## What you are asked to do
In the listing below, find every line containing "heading" and copy it out.

+++

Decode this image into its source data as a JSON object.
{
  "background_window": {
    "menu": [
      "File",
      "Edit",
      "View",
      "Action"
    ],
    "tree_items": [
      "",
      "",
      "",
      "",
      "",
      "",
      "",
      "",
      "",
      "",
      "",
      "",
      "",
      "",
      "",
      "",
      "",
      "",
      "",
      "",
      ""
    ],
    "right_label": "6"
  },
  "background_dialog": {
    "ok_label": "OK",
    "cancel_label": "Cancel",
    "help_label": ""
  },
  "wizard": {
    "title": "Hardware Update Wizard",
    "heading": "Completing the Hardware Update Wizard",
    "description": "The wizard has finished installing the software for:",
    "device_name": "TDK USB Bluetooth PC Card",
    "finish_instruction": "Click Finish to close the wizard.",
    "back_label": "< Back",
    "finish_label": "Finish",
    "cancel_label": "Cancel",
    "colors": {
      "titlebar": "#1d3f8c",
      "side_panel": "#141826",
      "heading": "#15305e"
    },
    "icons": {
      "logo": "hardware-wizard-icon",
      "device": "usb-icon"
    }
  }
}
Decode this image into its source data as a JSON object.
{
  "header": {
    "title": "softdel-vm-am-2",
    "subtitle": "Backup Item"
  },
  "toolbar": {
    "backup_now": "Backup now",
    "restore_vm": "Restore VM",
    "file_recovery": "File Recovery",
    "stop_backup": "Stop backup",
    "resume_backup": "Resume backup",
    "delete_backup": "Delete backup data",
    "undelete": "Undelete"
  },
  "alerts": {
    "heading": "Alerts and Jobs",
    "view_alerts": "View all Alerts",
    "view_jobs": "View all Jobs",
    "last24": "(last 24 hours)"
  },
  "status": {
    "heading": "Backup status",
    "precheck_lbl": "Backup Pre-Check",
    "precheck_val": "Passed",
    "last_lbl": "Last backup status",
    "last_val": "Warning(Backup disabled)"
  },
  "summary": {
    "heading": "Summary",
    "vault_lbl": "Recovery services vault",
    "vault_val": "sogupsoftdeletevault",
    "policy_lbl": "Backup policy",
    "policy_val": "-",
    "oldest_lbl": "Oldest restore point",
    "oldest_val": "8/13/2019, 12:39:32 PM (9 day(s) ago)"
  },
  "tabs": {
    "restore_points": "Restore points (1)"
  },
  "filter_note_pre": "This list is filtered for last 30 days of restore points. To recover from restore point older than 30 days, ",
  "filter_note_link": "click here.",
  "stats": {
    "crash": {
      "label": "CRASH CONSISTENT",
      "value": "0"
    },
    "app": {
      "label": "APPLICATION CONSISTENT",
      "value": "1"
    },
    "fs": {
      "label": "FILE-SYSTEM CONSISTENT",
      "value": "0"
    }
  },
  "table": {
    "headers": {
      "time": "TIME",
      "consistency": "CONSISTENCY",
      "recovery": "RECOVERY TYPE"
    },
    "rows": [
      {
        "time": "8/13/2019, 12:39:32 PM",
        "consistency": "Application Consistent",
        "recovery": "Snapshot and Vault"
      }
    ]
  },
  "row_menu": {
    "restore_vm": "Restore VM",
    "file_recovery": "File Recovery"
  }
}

+++

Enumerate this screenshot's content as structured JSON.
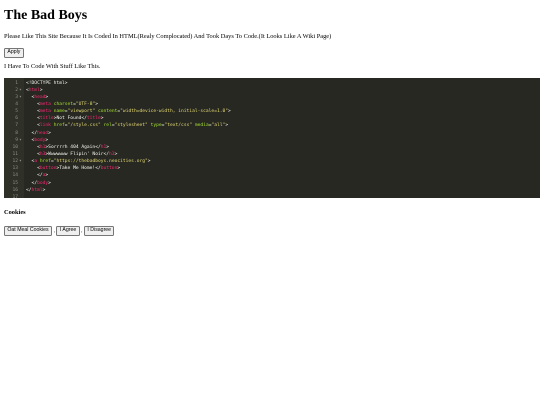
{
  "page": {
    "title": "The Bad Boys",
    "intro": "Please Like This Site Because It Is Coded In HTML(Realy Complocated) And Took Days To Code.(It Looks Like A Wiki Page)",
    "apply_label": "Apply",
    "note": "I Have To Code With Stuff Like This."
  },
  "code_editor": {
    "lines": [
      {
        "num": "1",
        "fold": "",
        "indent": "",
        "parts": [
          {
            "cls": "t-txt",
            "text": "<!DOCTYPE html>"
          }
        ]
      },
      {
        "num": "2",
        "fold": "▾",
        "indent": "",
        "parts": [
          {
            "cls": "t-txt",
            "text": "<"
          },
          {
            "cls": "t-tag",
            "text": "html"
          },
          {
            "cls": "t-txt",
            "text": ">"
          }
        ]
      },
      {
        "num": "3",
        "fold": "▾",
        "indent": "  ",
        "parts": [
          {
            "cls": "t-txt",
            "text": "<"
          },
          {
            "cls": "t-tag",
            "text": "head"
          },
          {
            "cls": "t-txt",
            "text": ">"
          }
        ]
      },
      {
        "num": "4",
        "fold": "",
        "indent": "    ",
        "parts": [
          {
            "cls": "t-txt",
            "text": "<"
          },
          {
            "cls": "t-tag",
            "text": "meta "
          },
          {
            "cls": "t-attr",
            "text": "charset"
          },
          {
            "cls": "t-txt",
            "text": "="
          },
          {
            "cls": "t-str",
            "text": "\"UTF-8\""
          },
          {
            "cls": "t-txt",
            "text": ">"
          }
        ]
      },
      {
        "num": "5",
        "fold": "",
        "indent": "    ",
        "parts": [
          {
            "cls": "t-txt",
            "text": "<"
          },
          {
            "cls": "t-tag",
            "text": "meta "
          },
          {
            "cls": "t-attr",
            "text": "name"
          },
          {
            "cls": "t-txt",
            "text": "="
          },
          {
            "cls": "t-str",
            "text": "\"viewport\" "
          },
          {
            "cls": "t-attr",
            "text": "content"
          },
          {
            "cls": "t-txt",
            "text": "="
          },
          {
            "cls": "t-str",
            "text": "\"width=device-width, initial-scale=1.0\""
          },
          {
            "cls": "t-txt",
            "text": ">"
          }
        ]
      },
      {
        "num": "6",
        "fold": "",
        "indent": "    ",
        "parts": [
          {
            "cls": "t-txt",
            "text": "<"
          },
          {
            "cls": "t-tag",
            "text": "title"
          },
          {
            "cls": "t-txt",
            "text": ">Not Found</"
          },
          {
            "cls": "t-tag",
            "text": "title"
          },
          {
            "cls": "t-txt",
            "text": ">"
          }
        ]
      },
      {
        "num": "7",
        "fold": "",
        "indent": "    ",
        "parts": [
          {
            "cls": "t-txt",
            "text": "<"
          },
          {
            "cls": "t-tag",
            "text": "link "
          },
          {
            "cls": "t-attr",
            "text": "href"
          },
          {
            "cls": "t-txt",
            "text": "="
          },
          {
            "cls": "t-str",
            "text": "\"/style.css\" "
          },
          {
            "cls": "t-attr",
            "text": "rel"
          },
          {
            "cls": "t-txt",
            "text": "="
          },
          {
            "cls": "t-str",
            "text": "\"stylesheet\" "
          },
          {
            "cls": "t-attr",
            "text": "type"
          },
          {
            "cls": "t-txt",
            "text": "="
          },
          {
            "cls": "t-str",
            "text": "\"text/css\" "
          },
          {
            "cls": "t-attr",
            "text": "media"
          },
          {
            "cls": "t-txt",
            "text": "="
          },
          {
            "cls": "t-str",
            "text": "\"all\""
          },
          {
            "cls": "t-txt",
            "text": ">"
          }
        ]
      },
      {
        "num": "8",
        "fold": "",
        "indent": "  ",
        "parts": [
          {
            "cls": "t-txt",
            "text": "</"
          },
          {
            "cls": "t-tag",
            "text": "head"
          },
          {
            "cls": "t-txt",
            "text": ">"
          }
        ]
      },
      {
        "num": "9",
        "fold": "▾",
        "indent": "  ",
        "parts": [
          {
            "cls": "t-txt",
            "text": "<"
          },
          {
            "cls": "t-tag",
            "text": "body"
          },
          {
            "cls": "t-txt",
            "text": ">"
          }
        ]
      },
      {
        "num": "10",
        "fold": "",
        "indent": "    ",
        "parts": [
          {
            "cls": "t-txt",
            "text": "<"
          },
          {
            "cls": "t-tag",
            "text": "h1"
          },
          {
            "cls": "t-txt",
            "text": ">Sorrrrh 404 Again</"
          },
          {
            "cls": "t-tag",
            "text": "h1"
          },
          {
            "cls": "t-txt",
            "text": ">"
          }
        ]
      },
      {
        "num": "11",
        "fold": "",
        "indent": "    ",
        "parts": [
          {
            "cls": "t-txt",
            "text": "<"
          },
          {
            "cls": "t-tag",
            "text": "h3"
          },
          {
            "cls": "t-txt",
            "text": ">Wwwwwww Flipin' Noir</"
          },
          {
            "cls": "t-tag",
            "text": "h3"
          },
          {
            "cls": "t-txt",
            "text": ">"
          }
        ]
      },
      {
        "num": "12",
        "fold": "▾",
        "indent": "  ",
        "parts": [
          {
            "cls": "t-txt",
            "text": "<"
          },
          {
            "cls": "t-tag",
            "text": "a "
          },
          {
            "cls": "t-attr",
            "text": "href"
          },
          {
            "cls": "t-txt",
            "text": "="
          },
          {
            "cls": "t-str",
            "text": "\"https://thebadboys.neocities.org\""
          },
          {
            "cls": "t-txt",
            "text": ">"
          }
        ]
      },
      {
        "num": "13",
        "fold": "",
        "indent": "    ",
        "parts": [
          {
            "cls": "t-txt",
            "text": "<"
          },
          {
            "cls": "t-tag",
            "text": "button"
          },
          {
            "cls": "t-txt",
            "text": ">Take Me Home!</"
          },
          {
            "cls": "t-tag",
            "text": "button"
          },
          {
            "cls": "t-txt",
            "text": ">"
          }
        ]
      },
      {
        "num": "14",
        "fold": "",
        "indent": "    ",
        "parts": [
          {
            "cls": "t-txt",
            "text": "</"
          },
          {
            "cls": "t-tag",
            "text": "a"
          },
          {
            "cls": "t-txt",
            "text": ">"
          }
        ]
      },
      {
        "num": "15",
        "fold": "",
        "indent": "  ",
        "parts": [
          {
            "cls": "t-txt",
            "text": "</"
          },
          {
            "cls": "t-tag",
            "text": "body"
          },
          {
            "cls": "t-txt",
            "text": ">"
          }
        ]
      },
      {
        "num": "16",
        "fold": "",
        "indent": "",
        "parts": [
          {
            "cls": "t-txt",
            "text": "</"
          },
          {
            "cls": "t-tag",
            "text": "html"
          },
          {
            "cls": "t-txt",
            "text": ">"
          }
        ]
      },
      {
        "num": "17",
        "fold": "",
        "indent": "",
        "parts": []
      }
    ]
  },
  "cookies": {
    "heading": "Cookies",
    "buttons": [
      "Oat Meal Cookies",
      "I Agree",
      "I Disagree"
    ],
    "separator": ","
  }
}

+++

## Result for this exercise
    "heading": "Completing the Hardware Update Wizard",
      "heading": "#15305e"
    "heading": "Alerts and Jobs",
    "heading": "Backup status",
    "heading": "Summary",
    "heading": "Cookies",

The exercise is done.